Data records:
↓

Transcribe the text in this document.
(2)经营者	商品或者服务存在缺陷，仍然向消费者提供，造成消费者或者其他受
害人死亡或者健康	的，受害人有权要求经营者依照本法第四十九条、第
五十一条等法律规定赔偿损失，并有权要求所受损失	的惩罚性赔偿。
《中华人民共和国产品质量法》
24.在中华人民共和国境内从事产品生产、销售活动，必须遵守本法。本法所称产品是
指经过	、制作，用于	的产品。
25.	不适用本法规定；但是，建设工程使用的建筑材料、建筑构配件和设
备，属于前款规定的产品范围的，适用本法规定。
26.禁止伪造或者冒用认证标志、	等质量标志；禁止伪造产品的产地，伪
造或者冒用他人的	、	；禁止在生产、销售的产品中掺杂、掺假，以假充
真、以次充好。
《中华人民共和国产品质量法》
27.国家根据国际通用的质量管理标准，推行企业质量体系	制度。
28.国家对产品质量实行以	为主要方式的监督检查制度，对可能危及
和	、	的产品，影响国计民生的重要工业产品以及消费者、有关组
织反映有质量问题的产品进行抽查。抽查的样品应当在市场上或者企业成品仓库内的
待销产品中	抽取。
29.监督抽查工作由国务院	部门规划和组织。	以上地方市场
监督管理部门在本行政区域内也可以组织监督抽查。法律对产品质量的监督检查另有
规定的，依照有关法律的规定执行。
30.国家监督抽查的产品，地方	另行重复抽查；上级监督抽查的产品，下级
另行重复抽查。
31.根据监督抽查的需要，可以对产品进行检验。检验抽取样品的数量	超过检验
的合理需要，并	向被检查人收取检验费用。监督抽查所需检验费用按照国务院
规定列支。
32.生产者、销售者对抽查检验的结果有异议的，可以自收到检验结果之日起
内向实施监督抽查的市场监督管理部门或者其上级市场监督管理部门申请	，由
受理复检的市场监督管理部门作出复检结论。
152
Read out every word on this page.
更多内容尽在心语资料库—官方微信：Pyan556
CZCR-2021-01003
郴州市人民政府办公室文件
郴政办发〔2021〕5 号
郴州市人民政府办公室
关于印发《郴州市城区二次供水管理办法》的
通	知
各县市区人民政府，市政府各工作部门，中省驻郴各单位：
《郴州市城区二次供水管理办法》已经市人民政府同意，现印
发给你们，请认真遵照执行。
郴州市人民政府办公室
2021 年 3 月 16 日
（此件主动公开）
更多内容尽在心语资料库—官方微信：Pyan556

↑

** Task requirements **
Please output the entries above, every line exactly as it reads.

** Reply to the exercise **
Transcribe the text in this document.
(2)经营者	商品或者服务存在缺陷，仍然向消费者提供，造成消费者或者其他受
害人死亡或者健康	的，受害人有权要求经营者依照本法第四十九条、第
五十一条等法律规定赔偿损失，并有权要求所受损失	的惩罚性赔偿。
《中华人民共和国产品质量法》
24.在中华人民共和国境内从事产品生产、销售活动，必须遵守本法。本法所称产品是
指经过	、制作，用于	的产品。
25.	不适用本法规定；但是，建设工程使用的建筑材料、建筑构配件和设
备，属于前款规定的产品范围的，适用本法规定。
26.禁止伪造或者冒用认证标志、	等质量标志；禁止伪造产品的产地，伪
造或者冒用他人的	、	；禁止在生产、销售的产品中掺杂、掺假，以假充
真、以次充好。
《中华人民共和国产品质量法》
27.国家根据国际通用的质量管理标准，推行企业质量体系	制度。
28.国家对产品质量实行以	为主要方式的监督检查制度，对可能危及
和	、	的产品，影响国计民生的重要工业产品以及消费者、有关组
织反映有质量问题的产品进行抽查。抽查的样品应当在市场上或者企业成品仓库内的
待销产品中	抽取。
29.监督抽查工作由国务院	部门规划和组织。	以上地方市场
监督管理部门在本行政区域内也可以组织监督抽查。法律对产品质量的监督检查另有
规定的，依照有关法律的规定执行。
30.国家监督抽查的产品，地方	另行重复抽查；上级监督抽查的产品，下级
另行重复抽查。
31.根据监督抽查的需要，可以对产品进行检验。检验抽取样品的数量	超过检验
的合理需要，并	向被检查人收取检验费用。监督抽查所需检验费用按照国务院
规定列支。
32.生产者、销售者对抽查检验的结果有异议的，可以自收到检验结果之日起
内向实施监督抽查的市场监督管理部门或者其上级市场监督管理部门申请	，由
受理复检的市场监督管理部门作出复检结论。
152
Read out every word on this page.
更多内容尽在心语资料库—官方微信：Pyan556
CZCR-2021-01003
郴州市人民政府办公室文件
郴政办发〔2021〕5 号
郴州市人民政府办公室
关于印发《郴州市城区二次供水管理办法》的
通	知
各县市区人民政府，市政府各工作部门，中省驻郴各单位：
《郴州市城区二次供水管理办法》已经市人民政府同意，现印
发给你们，请认真遵照执行。
郴州市人民政府办公室
2021 年 3 月 16 日
（此件主动公开）
更多内容尽在心语资料库—官方微信：Pyan556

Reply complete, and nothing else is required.